Count every line of the listing where the string "Czwartek" occurs, and reply with the count alone.

TASK INPUT:
=====
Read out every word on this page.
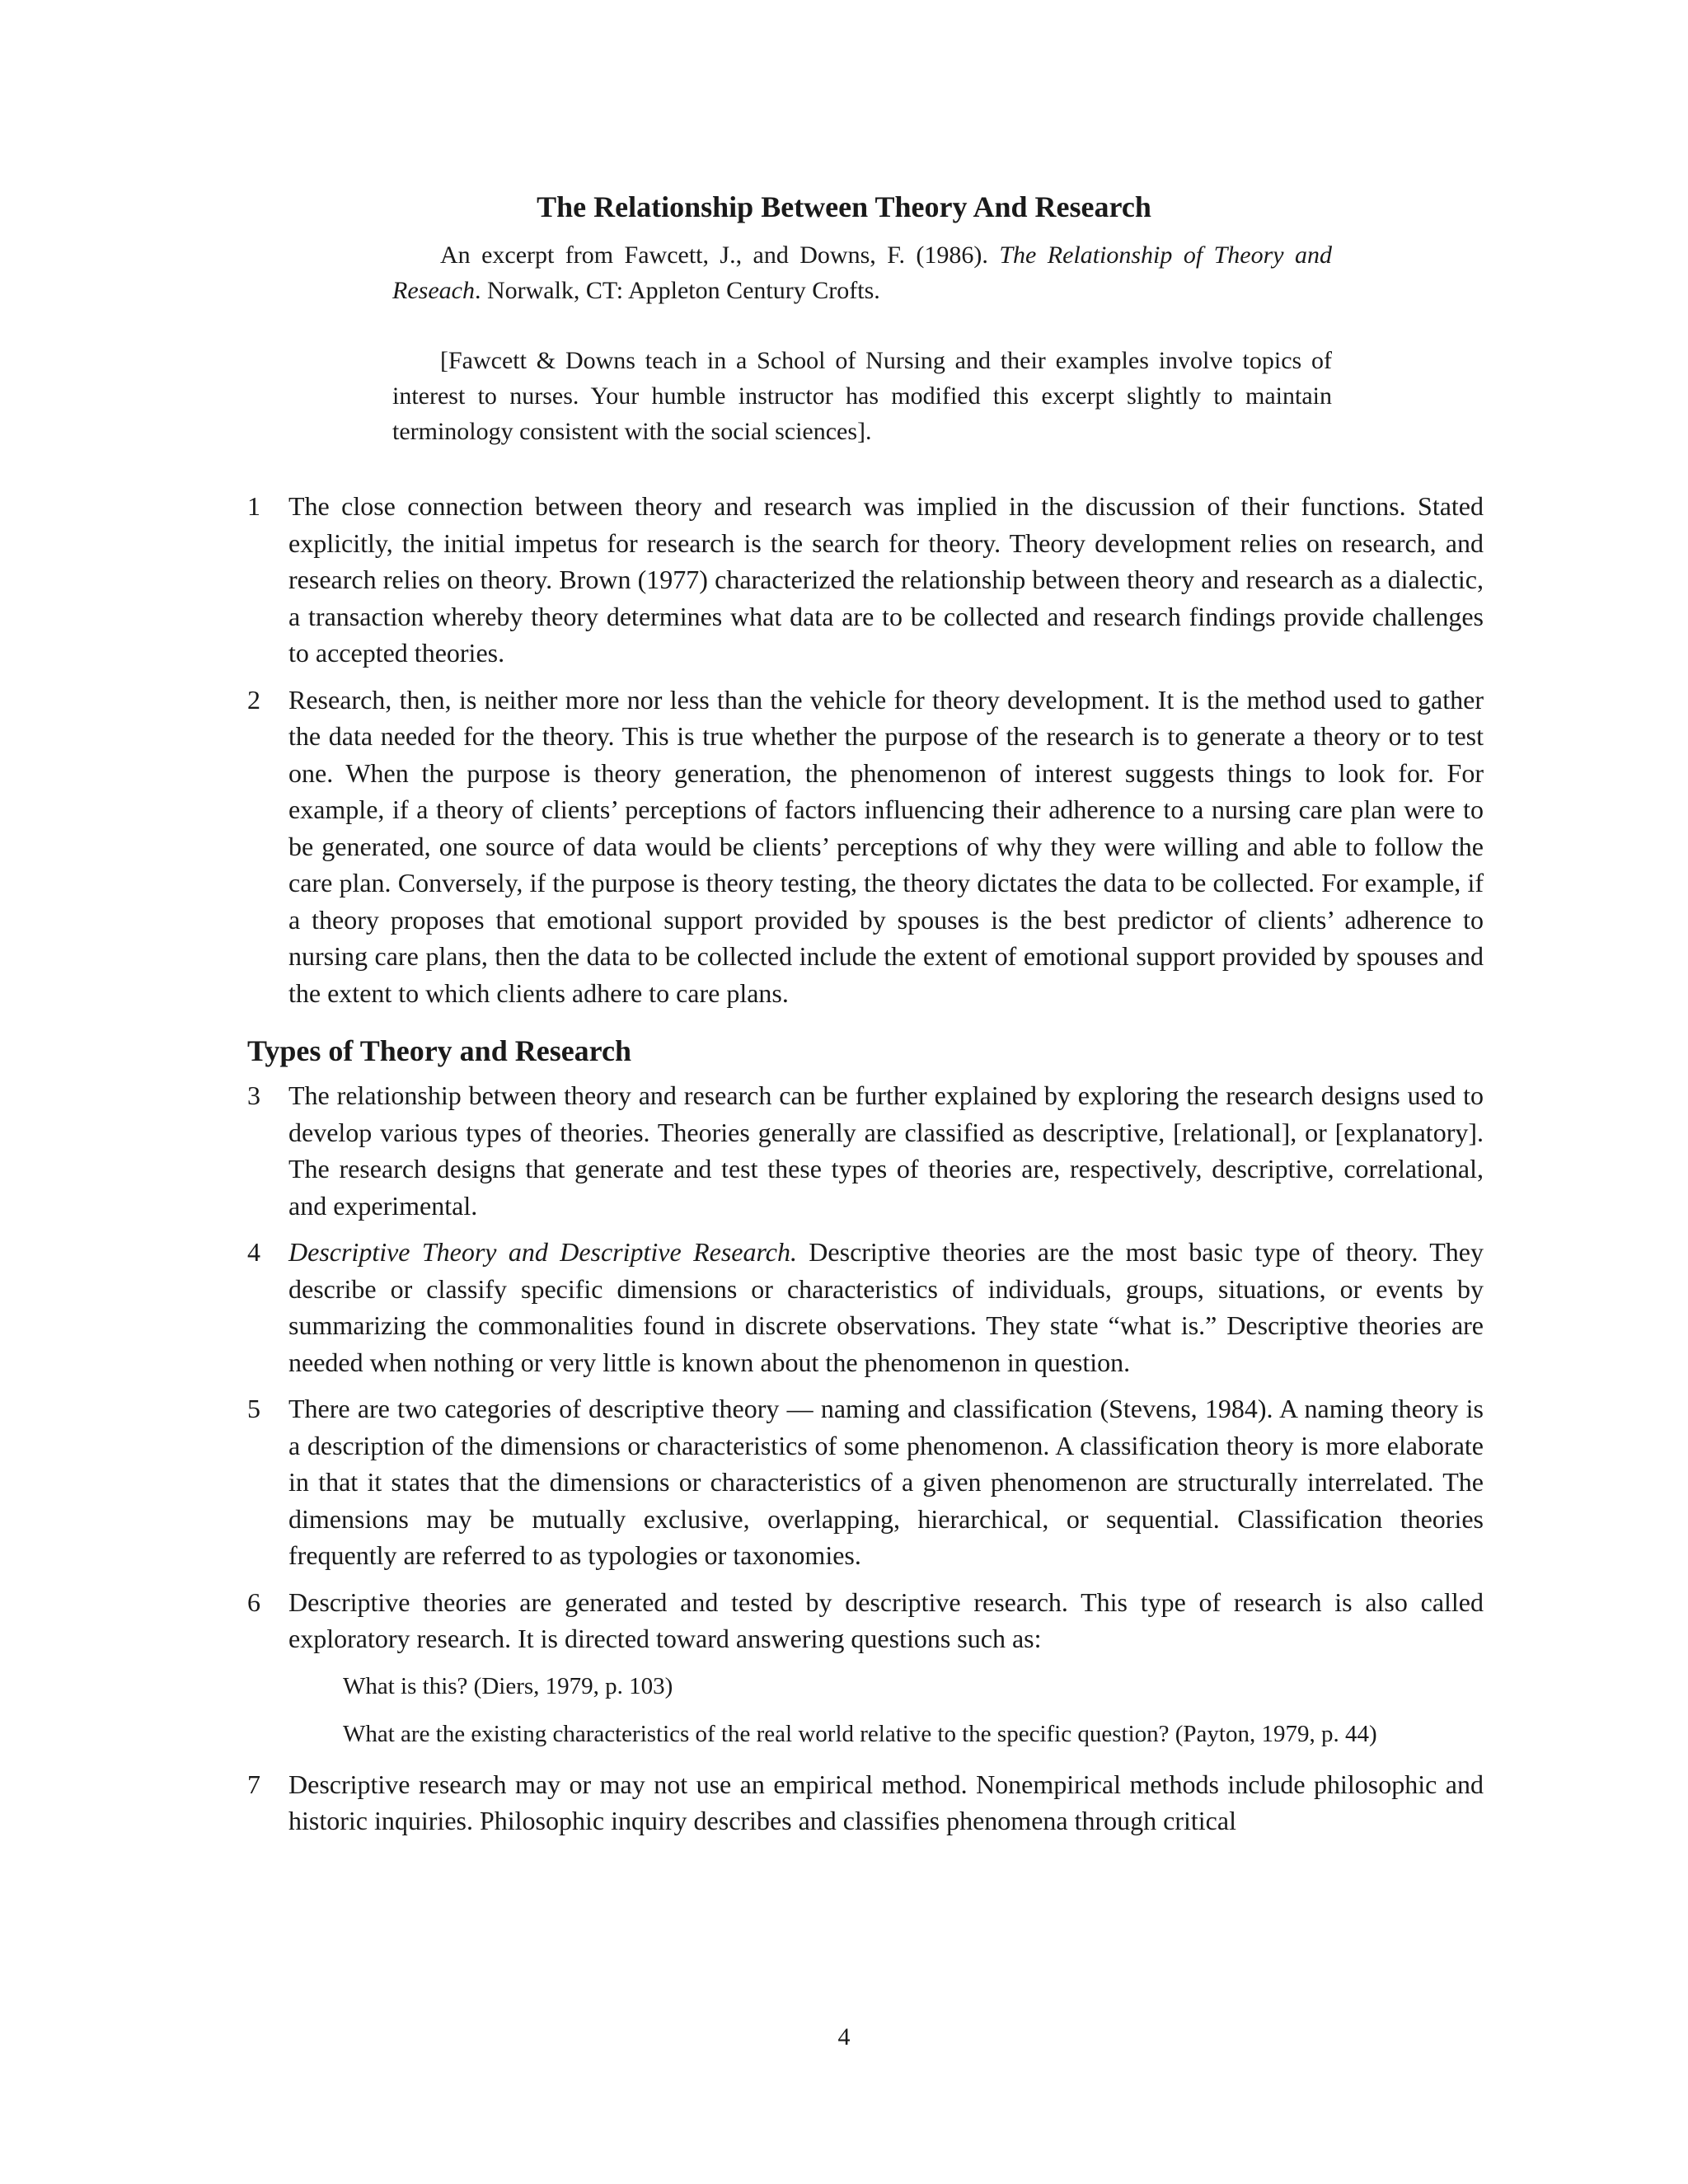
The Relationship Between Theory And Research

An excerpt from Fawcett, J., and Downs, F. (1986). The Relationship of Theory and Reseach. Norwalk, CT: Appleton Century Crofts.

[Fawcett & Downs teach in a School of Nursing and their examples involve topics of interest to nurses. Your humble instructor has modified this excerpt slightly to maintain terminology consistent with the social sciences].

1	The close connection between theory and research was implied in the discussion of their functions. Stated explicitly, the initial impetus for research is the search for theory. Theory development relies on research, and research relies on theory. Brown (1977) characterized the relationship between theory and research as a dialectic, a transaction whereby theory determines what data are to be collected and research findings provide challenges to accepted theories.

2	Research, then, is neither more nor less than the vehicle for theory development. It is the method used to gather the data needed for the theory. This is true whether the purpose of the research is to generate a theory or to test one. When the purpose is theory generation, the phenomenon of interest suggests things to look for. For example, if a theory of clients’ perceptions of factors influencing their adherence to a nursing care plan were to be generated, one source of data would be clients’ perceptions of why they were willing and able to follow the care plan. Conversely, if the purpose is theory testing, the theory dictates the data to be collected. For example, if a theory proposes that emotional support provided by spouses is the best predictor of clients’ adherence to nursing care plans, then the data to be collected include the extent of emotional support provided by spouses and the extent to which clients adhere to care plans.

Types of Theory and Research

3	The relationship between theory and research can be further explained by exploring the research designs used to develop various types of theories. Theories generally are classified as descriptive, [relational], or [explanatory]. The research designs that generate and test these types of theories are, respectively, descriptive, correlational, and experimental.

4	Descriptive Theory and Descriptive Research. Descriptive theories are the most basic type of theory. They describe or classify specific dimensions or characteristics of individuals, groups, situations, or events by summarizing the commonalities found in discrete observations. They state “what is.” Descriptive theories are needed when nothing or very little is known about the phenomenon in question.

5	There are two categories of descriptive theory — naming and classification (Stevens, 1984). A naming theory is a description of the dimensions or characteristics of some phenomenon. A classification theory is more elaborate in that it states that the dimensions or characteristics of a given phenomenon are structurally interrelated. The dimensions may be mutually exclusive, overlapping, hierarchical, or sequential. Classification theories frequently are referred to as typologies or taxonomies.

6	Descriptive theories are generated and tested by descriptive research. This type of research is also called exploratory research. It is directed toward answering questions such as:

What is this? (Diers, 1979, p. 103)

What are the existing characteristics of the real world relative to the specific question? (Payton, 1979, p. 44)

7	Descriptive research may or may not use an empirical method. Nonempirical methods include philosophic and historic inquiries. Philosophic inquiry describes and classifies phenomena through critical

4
=====
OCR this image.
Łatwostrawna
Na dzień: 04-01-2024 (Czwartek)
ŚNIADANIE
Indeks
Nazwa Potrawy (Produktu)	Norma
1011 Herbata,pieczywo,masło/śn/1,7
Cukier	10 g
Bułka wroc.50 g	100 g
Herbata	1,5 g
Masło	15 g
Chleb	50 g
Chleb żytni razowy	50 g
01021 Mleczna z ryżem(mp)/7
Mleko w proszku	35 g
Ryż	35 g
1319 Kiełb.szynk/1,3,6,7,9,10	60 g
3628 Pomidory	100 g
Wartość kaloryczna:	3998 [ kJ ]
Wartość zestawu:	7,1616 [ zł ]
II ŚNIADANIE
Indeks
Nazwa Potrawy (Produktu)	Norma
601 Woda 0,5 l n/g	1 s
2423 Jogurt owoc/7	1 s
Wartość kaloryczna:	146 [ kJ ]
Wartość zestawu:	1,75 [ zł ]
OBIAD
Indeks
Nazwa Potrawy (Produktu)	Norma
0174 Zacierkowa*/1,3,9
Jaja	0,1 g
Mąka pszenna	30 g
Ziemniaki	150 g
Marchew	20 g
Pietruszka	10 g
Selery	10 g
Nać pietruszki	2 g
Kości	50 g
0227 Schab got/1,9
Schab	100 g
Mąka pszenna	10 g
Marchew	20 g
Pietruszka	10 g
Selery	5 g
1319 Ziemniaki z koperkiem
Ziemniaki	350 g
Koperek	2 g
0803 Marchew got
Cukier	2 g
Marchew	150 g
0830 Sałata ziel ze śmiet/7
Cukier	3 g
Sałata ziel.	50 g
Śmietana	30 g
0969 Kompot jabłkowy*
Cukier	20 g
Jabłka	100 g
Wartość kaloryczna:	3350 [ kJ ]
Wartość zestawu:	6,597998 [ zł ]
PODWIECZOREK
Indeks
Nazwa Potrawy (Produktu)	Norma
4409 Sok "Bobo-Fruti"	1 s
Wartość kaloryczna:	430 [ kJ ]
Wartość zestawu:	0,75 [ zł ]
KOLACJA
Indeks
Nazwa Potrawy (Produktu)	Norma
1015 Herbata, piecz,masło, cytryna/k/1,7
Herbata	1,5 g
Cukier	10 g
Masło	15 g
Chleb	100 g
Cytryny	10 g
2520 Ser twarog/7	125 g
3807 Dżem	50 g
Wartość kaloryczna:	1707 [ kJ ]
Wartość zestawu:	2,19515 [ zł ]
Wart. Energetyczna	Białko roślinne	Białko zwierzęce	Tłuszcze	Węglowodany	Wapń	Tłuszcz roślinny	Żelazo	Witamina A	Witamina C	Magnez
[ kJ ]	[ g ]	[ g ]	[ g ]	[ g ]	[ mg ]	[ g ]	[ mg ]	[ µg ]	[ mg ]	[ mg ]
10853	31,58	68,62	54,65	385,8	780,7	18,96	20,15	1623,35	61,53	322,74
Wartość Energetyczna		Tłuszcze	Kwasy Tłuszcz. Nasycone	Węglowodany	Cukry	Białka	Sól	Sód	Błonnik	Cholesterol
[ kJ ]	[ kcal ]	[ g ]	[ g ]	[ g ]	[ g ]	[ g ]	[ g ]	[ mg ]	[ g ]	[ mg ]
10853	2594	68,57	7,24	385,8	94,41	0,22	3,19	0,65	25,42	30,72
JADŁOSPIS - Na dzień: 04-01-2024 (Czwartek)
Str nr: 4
=====
REPLY:
2